■ **Given task**
Return the lines where the word "temperature" occurs.

--- Material for this task ---

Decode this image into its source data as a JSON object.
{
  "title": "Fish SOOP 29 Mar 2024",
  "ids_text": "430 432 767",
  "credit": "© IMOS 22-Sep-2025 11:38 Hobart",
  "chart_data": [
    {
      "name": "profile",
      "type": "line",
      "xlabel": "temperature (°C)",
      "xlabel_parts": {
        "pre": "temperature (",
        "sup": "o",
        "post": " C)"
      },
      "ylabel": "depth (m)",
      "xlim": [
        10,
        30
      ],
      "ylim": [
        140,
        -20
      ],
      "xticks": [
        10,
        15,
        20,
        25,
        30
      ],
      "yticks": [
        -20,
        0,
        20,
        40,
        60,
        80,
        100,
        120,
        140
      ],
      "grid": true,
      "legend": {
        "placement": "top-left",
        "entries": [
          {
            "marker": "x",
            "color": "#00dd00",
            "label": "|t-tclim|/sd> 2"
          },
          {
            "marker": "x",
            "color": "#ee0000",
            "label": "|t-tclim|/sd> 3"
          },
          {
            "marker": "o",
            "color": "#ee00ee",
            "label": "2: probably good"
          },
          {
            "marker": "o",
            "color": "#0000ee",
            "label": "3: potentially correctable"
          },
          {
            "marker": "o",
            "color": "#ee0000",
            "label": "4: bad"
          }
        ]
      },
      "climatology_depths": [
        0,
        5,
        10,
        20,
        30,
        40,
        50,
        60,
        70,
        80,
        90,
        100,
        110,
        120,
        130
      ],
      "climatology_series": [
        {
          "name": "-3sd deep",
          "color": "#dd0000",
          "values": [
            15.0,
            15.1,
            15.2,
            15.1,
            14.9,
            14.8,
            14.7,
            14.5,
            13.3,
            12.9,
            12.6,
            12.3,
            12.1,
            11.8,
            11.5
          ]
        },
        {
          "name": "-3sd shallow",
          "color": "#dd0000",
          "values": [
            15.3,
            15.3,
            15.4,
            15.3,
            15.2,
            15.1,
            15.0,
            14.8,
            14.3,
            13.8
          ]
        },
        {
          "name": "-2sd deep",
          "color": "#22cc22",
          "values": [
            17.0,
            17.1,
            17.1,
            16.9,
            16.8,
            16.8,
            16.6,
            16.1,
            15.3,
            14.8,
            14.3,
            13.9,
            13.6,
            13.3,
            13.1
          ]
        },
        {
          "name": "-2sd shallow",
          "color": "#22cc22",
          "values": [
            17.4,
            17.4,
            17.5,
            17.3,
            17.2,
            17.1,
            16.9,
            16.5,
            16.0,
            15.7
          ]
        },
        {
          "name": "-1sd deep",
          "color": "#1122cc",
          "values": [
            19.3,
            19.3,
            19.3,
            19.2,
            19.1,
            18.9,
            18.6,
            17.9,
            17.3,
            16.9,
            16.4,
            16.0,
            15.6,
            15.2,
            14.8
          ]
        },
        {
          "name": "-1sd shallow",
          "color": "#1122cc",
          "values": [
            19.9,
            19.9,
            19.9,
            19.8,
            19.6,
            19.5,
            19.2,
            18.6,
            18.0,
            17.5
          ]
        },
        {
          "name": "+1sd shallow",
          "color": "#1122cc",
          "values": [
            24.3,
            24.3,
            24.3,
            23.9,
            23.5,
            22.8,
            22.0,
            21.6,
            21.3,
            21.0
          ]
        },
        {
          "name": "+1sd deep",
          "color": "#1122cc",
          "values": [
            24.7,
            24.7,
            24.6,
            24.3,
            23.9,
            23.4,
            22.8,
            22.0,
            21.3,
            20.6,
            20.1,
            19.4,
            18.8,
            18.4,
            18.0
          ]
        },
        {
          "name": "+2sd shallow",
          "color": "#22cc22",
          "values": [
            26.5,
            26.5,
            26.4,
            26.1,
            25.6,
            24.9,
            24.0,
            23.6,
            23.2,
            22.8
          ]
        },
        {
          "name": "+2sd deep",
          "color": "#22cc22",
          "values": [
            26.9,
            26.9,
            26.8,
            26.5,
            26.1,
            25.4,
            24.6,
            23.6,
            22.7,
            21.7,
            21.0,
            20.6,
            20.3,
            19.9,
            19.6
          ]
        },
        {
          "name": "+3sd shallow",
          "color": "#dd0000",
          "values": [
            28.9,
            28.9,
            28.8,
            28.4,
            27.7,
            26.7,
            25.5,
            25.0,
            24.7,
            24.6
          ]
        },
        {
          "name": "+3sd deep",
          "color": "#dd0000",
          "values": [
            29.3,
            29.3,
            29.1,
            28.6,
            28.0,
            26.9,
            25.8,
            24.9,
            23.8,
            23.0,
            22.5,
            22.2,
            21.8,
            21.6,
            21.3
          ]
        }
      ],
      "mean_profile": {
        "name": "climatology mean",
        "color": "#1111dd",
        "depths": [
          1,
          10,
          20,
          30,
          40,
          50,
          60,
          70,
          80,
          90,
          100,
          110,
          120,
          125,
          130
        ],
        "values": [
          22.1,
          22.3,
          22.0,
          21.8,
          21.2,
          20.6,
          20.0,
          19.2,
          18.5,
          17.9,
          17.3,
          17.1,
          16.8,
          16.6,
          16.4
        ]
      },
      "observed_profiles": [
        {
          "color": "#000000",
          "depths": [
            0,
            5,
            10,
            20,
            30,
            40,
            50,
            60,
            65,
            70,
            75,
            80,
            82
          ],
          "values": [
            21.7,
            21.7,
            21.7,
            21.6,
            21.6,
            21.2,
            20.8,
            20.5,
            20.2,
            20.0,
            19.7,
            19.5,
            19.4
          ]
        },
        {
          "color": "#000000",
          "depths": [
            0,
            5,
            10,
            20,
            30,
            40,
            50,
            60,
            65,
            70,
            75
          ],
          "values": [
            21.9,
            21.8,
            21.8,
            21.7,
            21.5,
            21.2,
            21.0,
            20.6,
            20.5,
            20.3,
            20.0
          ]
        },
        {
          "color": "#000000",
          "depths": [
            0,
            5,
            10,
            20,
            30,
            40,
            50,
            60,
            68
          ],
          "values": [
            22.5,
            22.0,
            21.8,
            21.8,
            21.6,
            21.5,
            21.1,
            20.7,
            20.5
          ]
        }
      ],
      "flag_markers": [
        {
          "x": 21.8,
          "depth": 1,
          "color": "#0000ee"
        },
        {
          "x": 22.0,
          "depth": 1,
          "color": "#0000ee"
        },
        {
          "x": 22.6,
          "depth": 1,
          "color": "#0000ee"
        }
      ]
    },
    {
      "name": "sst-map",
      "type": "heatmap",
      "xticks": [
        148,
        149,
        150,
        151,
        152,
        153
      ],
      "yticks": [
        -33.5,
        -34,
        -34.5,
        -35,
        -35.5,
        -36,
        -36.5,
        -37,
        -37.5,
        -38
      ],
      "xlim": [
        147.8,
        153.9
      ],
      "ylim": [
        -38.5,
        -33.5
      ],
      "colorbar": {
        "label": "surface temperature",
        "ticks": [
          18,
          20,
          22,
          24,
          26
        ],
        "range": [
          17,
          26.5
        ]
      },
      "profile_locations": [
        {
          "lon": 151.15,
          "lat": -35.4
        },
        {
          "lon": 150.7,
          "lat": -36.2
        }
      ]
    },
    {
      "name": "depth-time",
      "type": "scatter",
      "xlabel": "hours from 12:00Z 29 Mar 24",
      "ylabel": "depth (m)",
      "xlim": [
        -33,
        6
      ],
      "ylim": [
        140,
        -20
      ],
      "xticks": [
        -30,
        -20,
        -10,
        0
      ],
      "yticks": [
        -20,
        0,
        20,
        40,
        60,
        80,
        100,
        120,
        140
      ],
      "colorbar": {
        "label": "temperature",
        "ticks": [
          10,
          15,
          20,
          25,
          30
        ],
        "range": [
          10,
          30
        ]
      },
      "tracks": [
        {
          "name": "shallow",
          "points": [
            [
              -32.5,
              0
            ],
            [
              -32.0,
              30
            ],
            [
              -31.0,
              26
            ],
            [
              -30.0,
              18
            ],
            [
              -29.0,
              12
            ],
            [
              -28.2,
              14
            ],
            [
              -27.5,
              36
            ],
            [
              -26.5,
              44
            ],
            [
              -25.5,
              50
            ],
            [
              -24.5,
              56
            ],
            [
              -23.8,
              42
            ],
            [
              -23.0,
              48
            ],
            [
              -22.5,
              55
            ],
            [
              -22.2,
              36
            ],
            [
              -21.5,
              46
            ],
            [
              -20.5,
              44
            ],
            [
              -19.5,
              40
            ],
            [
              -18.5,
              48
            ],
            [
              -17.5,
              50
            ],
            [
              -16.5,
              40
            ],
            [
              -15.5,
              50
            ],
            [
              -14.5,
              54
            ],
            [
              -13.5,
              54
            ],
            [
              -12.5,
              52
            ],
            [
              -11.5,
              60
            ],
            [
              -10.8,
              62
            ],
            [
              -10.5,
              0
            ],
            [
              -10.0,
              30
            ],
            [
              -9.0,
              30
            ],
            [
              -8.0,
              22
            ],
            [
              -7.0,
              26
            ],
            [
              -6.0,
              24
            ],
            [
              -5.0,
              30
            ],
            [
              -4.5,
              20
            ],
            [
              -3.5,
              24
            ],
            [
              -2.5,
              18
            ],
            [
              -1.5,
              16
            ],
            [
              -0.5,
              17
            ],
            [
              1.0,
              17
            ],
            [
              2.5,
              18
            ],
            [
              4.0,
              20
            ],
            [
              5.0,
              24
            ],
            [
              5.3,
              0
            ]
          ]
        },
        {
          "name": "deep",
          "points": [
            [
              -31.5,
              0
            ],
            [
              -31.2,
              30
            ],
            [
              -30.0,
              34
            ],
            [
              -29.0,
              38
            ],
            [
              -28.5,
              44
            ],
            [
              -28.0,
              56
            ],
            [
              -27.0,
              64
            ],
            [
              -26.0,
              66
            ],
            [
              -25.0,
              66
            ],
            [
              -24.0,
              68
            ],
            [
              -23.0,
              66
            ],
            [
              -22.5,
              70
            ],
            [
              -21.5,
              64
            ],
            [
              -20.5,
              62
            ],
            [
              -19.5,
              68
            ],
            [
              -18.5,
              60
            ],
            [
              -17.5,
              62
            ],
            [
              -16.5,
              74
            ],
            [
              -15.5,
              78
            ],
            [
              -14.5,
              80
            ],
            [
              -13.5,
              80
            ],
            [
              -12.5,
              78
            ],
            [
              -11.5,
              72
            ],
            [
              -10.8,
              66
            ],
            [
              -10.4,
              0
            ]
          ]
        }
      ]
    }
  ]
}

---

■ **Complete output**
      "xlabel": "temperature (°C)",
        "pre": "temperature (",
        "label": "surface temperature",
        "label": "temperature",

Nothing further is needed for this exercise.